■ Problem to solve
Would you copy only the lines below, from the one containing "Give me the" through the very last one, leaving the pictures out?

■ Entries
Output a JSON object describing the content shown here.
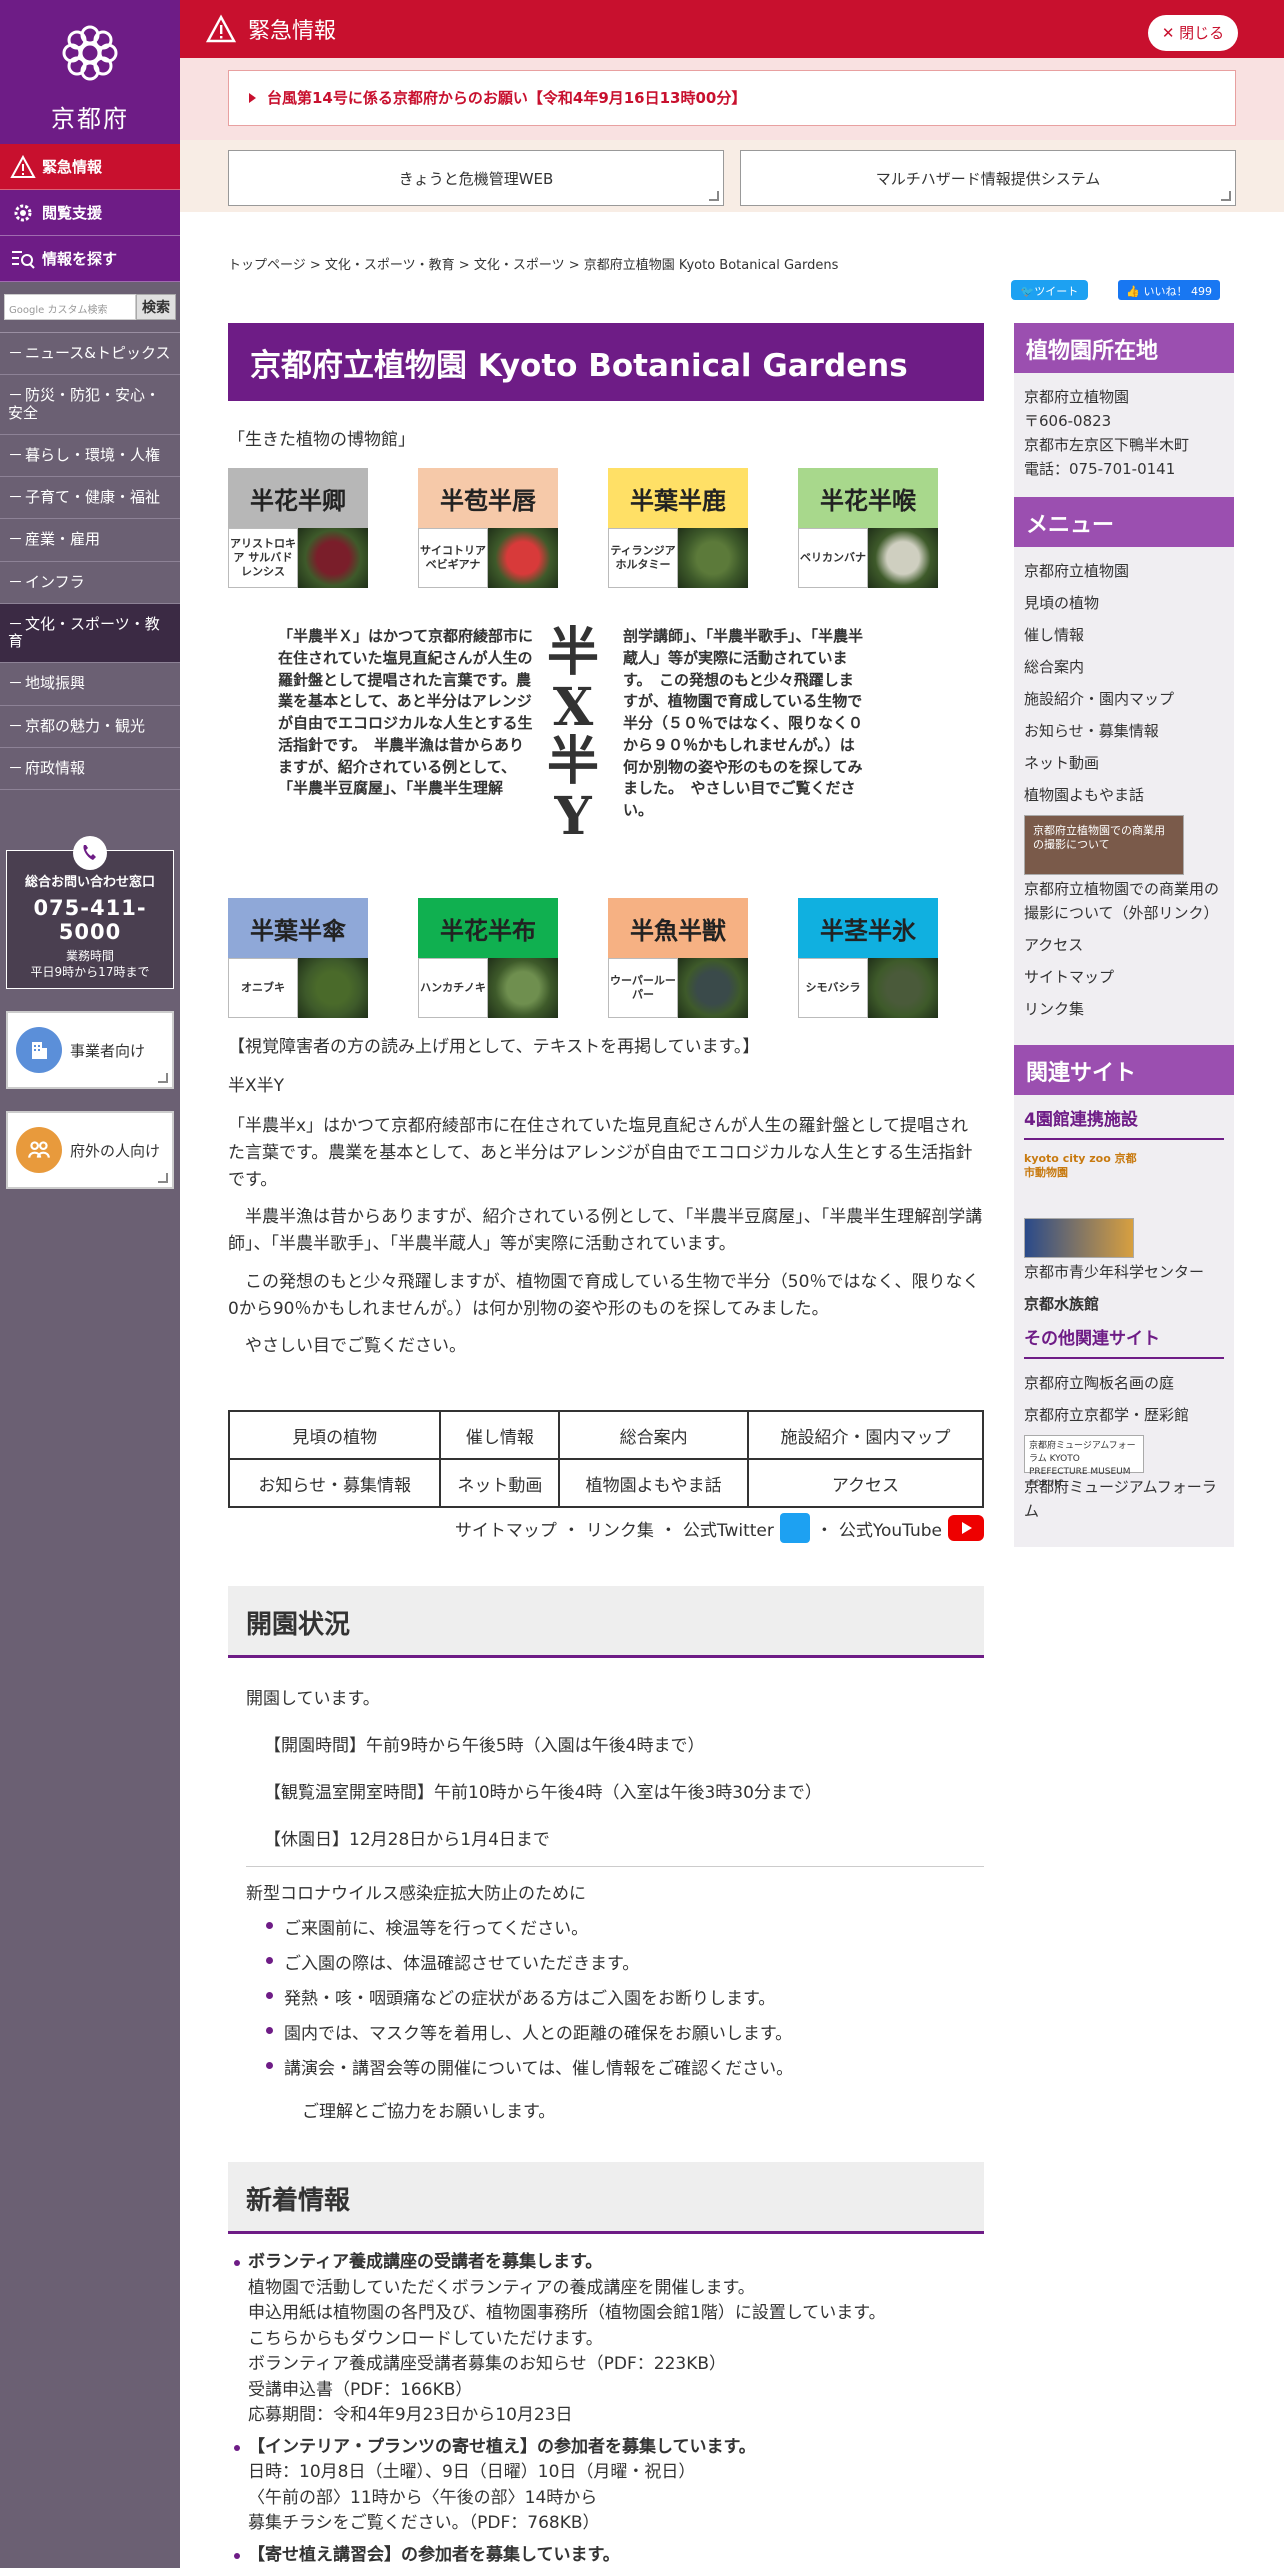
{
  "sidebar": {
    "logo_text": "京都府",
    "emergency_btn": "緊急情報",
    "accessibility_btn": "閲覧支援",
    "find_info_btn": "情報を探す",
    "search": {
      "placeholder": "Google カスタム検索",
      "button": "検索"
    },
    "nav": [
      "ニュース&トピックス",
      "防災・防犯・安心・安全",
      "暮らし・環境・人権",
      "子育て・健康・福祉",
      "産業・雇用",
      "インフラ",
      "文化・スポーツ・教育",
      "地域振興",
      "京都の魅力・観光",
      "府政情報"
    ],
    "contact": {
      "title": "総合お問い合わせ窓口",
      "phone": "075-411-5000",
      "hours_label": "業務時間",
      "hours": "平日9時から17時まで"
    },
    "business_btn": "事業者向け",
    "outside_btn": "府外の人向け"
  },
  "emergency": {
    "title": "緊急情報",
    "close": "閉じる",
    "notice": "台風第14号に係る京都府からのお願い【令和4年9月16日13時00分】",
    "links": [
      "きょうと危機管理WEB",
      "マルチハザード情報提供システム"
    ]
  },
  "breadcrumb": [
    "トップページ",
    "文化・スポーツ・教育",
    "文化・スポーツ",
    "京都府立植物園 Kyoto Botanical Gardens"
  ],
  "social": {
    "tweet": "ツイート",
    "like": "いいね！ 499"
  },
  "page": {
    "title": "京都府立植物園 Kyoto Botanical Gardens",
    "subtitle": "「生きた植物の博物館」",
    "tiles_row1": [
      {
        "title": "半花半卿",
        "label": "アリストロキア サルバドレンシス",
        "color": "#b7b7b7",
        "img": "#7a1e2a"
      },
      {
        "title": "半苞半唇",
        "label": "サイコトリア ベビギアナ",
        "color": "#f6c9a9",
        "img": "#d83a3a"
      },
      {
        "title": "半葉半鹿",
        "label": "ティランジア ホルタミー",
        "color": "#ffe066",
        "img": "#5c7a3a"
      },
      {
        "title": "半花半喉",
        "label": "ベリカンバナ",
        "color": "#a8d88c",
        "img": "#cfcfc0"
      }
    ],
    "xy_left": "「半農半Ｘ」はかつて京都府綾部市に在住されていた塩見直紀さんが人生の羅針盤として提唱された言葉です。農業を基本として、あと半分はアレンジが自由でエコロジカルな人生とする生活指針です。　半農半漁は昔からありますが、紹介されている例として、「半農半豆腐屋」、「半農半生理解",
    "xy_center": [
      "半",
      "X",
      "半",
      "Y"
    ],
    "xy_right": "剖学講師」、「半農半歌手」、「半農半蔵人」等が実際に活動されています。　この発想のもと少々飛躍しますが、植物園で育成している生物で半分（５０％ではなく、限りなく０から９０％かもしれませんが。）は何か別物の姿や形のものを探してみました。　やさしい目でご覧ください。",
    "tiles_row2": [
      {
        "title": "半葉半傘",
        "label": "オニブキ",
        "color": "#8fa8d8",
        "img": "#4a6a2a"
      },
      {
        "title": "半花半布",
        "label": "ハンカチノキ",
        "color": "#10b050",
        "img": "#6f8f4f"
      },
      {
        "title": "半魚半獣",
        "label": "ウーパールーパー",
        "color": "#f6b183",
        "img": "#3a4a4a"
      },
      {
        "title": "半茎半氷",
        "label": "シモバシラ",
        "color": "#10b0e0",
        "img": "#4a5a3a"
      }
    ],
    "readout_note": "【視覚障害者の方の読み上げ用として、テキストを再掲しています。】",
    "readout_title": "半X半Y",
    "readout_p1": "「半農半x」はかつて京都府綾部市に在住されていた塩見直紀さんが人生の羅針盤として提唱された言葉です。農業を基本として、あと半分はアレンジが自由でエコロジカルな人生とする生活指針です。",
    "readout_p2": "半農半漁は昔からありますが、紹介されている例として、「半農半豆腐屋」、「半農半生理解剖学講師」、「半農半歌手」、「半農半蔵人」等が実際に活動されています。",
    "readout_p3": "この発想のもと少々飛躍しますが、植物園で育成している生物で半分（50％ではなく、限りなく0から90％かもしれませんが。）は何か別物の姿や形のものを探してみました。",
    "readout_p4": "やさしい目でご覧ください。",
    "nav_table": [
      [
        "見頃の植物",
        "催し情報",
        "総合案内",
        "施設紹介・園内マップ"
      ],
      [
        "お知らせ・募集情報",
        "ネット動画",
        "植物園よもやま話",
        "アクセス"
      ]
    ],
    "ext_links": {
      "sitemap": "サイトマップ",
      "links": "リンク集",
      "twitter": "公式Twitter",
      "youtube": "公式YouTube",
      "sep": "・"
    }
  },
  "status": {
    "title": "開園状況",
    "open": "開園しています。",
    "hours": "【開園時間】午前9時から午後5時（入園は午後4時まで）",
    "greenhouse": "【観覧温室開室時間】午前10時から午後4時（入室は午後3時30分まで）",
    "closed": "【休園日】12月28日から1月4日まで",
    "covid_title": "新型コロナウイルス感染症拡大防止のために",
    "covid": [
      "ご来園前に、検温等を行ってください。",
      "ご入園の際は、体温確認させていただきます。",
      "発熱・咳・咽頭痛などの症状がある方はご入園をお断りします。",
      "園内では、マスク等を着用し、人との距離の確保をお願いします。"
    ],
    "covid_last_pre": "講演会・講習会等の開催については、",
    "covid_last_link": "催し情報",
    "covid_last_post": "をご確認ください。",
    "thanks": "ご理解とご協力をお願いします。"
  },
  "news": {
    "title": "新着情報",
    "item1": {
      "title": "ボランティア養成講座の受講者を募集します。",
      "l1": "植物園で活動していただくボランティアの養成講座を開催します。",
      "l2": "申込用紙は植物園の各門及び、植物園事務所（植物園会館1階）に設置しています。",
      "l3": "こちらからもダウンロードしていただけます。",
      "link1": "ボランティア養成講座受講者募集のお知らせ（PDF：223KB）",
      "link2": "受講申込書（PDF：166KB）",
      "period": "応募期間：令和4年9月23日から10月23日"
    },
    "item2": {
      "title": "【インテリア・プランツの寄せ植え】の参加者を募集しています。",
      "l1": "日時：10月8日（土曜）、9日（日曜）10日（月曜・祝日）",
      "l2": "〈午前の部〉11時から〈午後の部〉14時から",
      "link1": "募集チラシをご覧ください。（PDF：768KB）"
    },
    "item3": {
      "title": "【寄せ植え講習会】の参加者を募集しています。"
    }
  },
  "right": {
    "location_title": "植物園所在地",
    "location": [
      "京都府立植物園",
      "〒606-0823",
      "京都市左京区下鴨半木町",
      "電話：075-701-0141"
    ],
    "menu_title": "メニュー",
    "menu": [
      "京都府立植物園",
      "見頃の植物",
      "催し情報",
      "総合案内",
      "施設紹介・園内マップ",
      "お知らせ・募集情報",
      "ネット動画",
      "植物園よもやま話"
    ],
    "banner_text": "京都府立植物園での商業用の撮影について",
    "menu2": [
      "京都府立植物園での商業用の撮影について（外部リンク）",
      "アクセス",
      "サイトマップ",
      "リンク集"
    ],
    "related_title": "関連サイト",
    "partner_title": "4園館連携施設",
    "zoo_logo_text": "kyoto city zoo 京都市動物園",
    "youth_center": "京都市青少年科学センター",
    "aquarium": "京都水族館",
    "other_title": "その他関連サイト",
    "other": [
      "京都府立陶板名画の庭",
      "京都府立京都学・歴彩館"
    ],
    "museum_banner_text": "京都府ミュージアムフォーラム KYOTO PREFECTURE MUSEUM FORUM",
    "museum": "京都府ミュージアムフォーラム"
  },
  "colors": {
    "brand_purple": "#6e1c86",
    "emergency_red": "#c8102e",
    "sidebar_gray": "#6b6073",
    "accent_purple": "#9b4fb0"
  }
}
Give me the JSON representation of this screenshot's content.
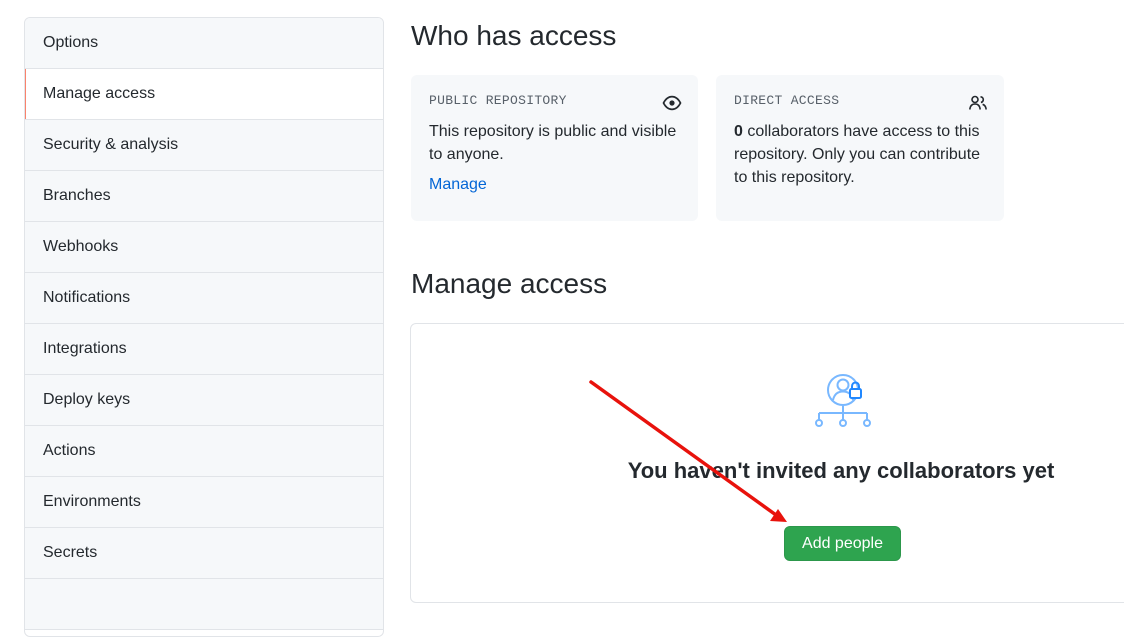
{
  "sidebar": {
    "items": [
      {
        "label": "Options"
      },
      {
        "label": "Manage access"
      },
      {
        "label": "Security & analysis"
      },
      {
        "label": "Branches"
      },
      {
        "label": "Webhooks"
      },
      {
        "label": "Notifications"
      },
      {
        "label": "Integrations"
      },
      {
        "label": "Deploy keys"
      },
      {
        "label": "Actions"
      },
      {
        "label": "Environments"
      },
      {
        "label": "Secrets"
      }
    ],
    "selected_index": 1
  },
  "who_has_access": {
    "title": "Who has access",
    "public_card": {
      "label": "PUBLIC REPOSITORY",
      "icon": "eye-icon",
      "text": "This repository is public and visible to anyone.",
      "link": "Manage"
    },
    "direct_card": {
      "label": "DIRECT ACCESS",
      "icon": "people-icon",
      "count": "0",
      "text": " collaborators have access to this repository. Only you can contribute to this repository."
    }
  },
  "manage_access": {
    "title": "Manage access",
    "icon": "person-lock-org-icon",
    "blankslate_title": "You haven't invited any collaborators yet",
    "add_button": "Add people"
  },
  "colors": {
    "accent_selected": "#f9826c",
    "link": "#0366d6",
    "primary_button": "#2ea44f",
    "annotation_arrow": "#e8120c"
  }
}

■ Completed exercise
Give me the JSON representation of this screenshot's content.
{
  "sidebar": {
    "items": [
      {
        "label": "Options"
      },
      {
        "label": "Manage access"
      },
      {
        "label": "Security & analysis"
      },
      {
        "label": "Branches"
      },
      {
        "label": "Webhooks"
      },
      {
        "label": "Notifications"
      },
      {
        "label": "Integrations"
      },
      {
        "label": "Deploy keys"
      },
      {
        "label": "Actions"
      },
      {
        "label": "Environments"
      },
      {
        "label": "Secrets"
      }
    ],
    "selected_index": 1
  },
  "who_has_access": {
    "title": "Who has access",
    "public_card": {
      "label": "PUBLIC REPOSITORY",
      "icon": "eye-icon",
      "text": "This repository is public and visible to anyone.",
      "link": "Manage"
    },
    "direct_card": {
      "label": "DIRECT ACCESS",
      "icon": "people-icon",
      "count": "0",
      "text": " collaborators have access to this repository. Only you can contribute to this repository."
    }
  },
  "manage_access": {
    "title": "Manage access",
    "icon": "person-lock-org-icon",
    "blankslate_title": "You haven't invited any collaborators yet",
    "add_button": "Add people"
  },
  "colors": {
    "accent_selected": "#f9826c",
    "link": "#0366d6",
    "primary_button": "#2ea44f",
    "annotation_arrow": "#e8120c"
  }
}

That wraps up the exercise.